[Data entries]
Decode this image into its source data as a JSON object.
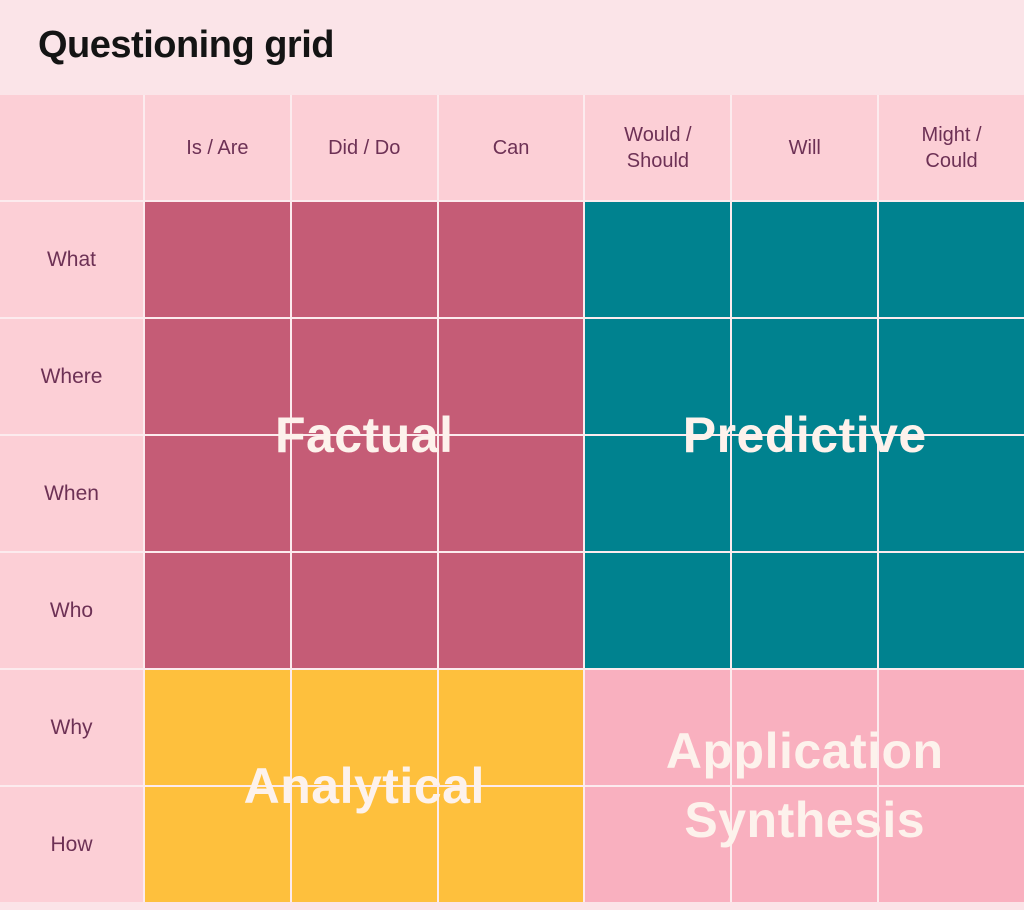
{
  "title": "Questioning grid",
  "colors": {
    "page_background": "#fbe4e8",
    "header_cell_background": "#fccfd6",
    "grid_line": "#fcebee",
    "header_text": "#6d3155",
    "title_text": "#141414",
    "quadrant_label_text": "#fdf2ec",
    "factual": "#c55c76",
    "predictive": "#00828f",
    "analytical": "#fec03d",
    "application_synthesis": "#f9b0bf"
  },
  "grid": {
    "column_headers": [
      "Is / Are",
      "Did / Do",
      "Can",
      "Would /\nShould",
      "Will",
      "Might /\nCould"
    ],
    "row_headers": [
      "What",
      "Where",
      "When",
      "Who",
      "Why",
      "How"
    ]
  },
  "quadrants": [
    {
      "label": "Factual",
      "color": "#c55c76"
    },
    {
      "label": "Predictive",
      "color": "#00828f"
    },
    {
      "label": "Analytical",
      "color": "#fec03d"
    },
    {
      "label": "Application\nSynthesis",
      "color": "#f9b0bf"
    }
  ]
}
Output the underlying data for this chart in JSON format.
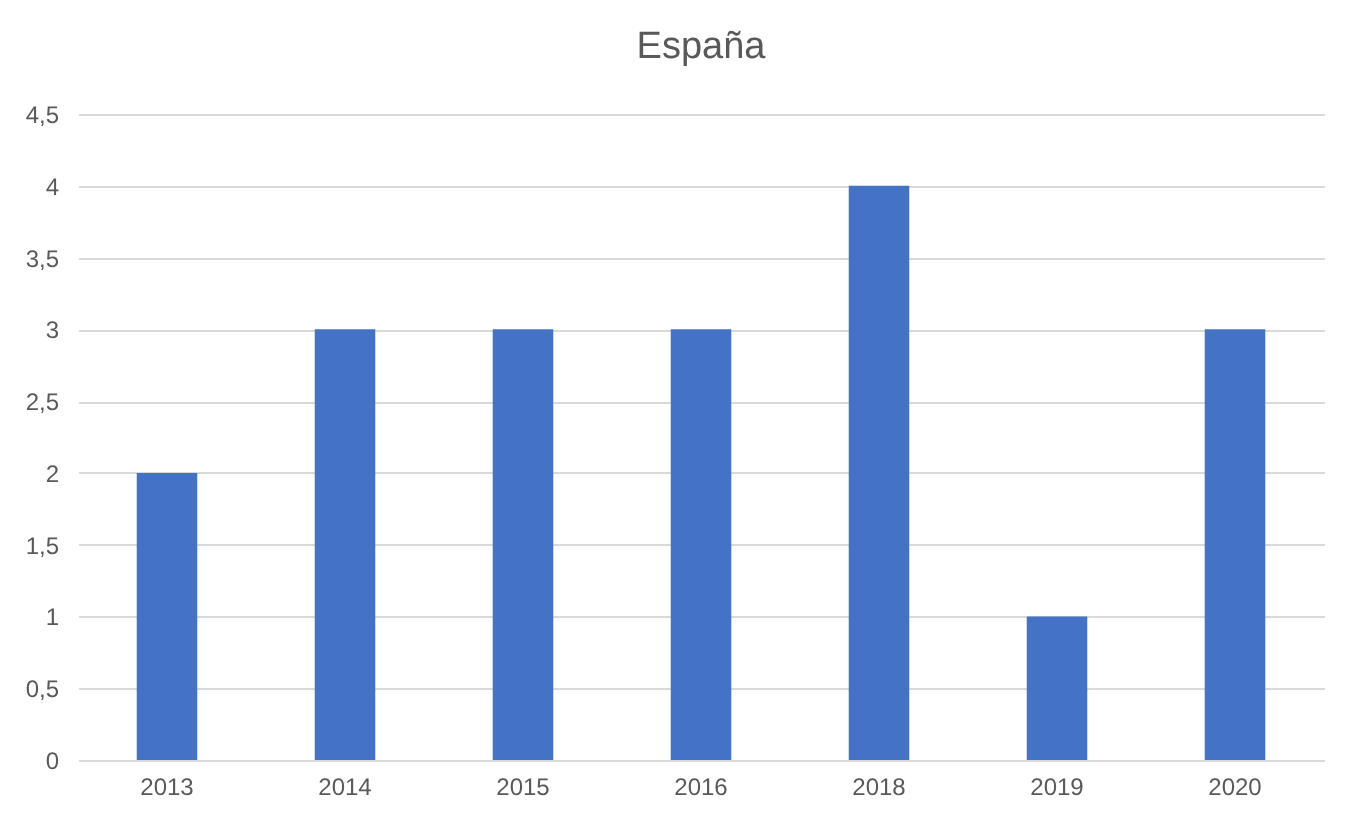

# Aim
All of the entries above should be copied exactly, except for the pictures.

# Response below
Decode this image into its source data as a JSON object.
{
  "title": "Questioning grid",
  "colors": {
    "page_background": "#fbe4e8",
    "header_cell_background": "#fccfd6",
    "grid_line": "#fcebee",
    "header_text": "#6d3155",
    "title_text": "#141414",
    "quadrant_label_text": "#fdf2ec",
    "factual": "#c55c76",
    "predictive": "#00828f",
    "analytical": "#fec03d",
    "application_synthesis": "#f9b0bf"
  },
  "grid": {
    "column_headers": [
      "Is / Are",
      "Did / Do",
      "Can",
      "Would /\nShould",
      "Will",
      "Might /\nCould"
    ],
    "row_headers": [
      "What",
      "Where",
      "When",
      "Who",
      "Why",
      "How"
    ]
  },
  "quadrants": [
    {
      "label": "Factual",
      "color": "#c55c76"
    },
    {
      "label": "Predictive",
      "color": "#00828f"
    },
    {
      "label": "Analytical",
      "color": "#fec03d"
    },
    {
      "label": "Application\nSynthesis",
      "color": "#f9b0bf"
    }
  ]
}
Output the underlying data for this chart in JSON format.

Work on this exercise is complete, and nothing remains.